WHAT THE TASK ASKS -
Return the listing below verbatim. Pictures do not belong in the copy.

DATA SECTION -

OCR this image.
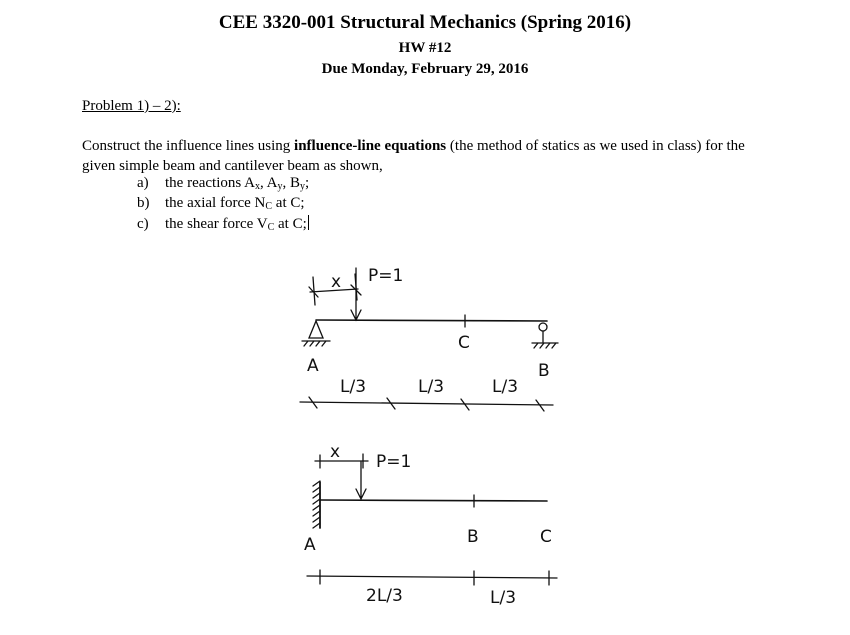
CEE 3320-001 Structural Mechanics (Spring 2016)
HW #12
Due Monday, February 29, 2016
Problem 1) – 2):
Construct the influence lines using influence-line equations (the method of statics as we used in class) for the given simple beam and cantilever beam as shown,
a) the reactions $A_x$, $A_y$, $B_y$;
b) the axial force $N_C$ at C;
c) the shear force $V_C$ at C;
x P=1
A
C
B
L/3	L/3	L/3
x P=1
A	B	C
2L/3	L/3
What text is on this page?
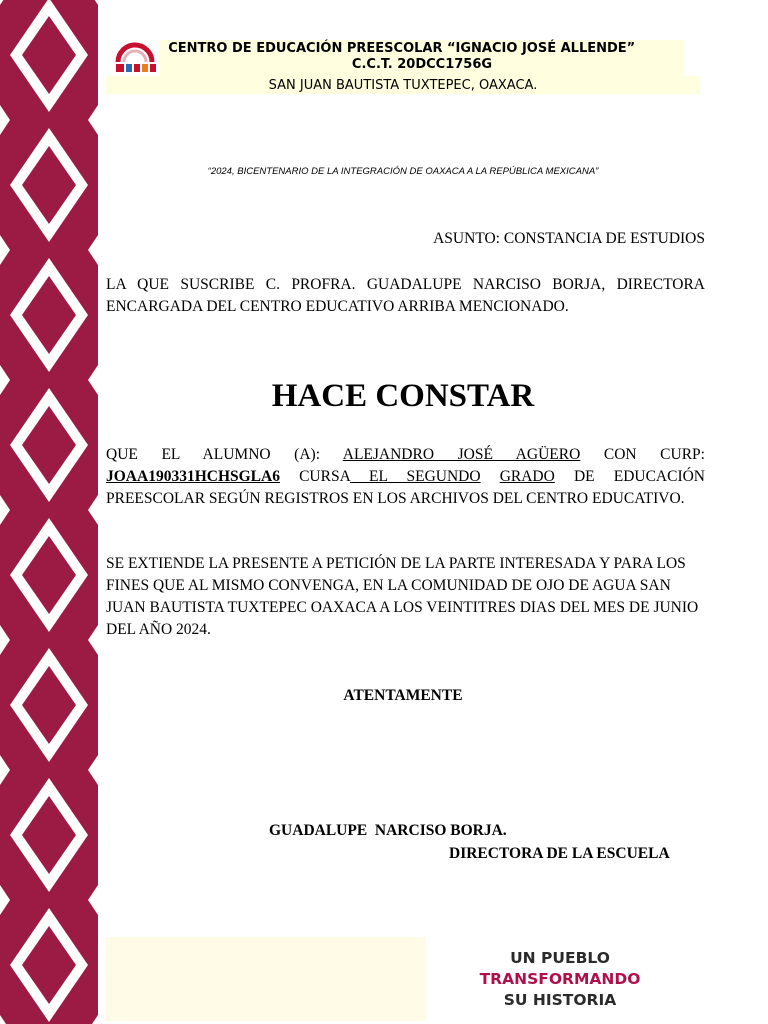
CENTRO DE EDUCACIÓN PREESCOLAR “IGNACIO JOSÉ ALLENDE”  C.C.T. 20DCC1756G
SAN JUAN BAUTISTA TUXTEPEC, OAXACA.
“2024, BICENTENARIO DE LA INTEGRACIÓN DE OAXACA A LA REPÚBLICA MEXICANA”
ASUNTO: CONSTANCIA DE ESTUDIOS
LA QUE SUSCRIBE C. PROFRA. GUADALUPE NARCISO BORJA, DIRECTORA ENCARGADA DEL CENTRO EDUCATIVO ARRIBA MENCIONADO.
HACE CONSTAR
QUE EL ALUMNO (A): ALEJANDRO JOSÉ AGÜERO CON CURP: JOAA190331HCHSGLA6 CURSA EL SEGUNDO GRADO DE EDUCACIÓN PREESCOLAR SEGÚN REGISTROS EN LOS ARCHIVOS DEL CENTRO EDUCATIVO.
SE EXTIENDE LA PRESENTE A PETICIÓN DE LA PARTE INTERESADA Y PARA LOS FINES QUE AL MISMO CONVENGA, EN LA COMUNIDAD DE OJO DE AGUA SAN JUAN BAUTISTA TUXTEPEC OAXACA A LOS VEINTITRES DIAS DEL MES DE JUNIO DEL AÑO 2024.
ATENTAMENTE
GUADALUPE  NARCISO BORJA.
DIRECTORA DE LA ESCUELA
UN PUEBLO TRANSFORMANDO
SU HISTORIA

SOLUTION FOR THIS EXERCISE -
OCR this image.
CEE 3320-001 Structural Mechanics (Spring 2016)
HW #12
Due Monday, February 29, 2016
Problem 1) – 2):
Construct the influence lines using influence-line equations (the method of statics as we used in class) for the given simple beam and cantilever beam as shown,
a) the reactions $A_x$, $A_y$, $B_y$;
b) the axial force $N_C$ at C;
c) the shear force $V_C$ at C;
x P=1
A
C
B
L/3	L/3	L/3
x P=1
A	B	C
2L/3	L/3
What text is on this page?
CENTRO DE EDUCACIÓN PREESCOLAR “IGNACIO JOSÉ ALLENDE”  C.C.T. 20DCC1756G
SAN JUAN BAUTISTA TUXTEPEC, OAXACA.
“2024, BICENTENARIO DE LA INTEGRACIÓN DE OAXACA A LA REPÚBLICA MEXICANA”
ASUNTO: CONSTANCIA DE ESTUDIOS
LA QUE SUSCRIBE C. PROFRA. GUADALUPE NARCISO BORJA, DIRECTORA ENCARGADA DEL CENTRO EDUCATIVO ARRIBA MENCIONADO.
HACE CONSTAR
QUE EL ALUMNO (A): ALEJANDRO JOSÉ AGÜERO CON CURP: JOAA190331HCHSGLA6 CURSA EL SEGUNDO GRADO DE EDUCACIÓN PREESCOLAR SEGÚN REGISTROS EN LOS ARCHIVOS DEL CENTRO EDUCATIVO.
SE EXTIENDE LA PRESENTE A PETICIÓN DE LA PARTE INTERESADA Y PARA LOS FINES QUE AL MISMO CONVENGA, EN LA COMUNIDAD DE OJO DE AGUA SAN JUAN BAUTISTA TUXTEPEC OAXACA A LOS VEINTITRES DIAS DEL MES DE JUNIO DEL AÑO 2024.
ATENTAMENTE
GUADALUPE  NARCISO BORJA.
DIRECTORA DE LA ESCUELA
UN PUEBLO TRANSFORMANDO
SU HISTORIA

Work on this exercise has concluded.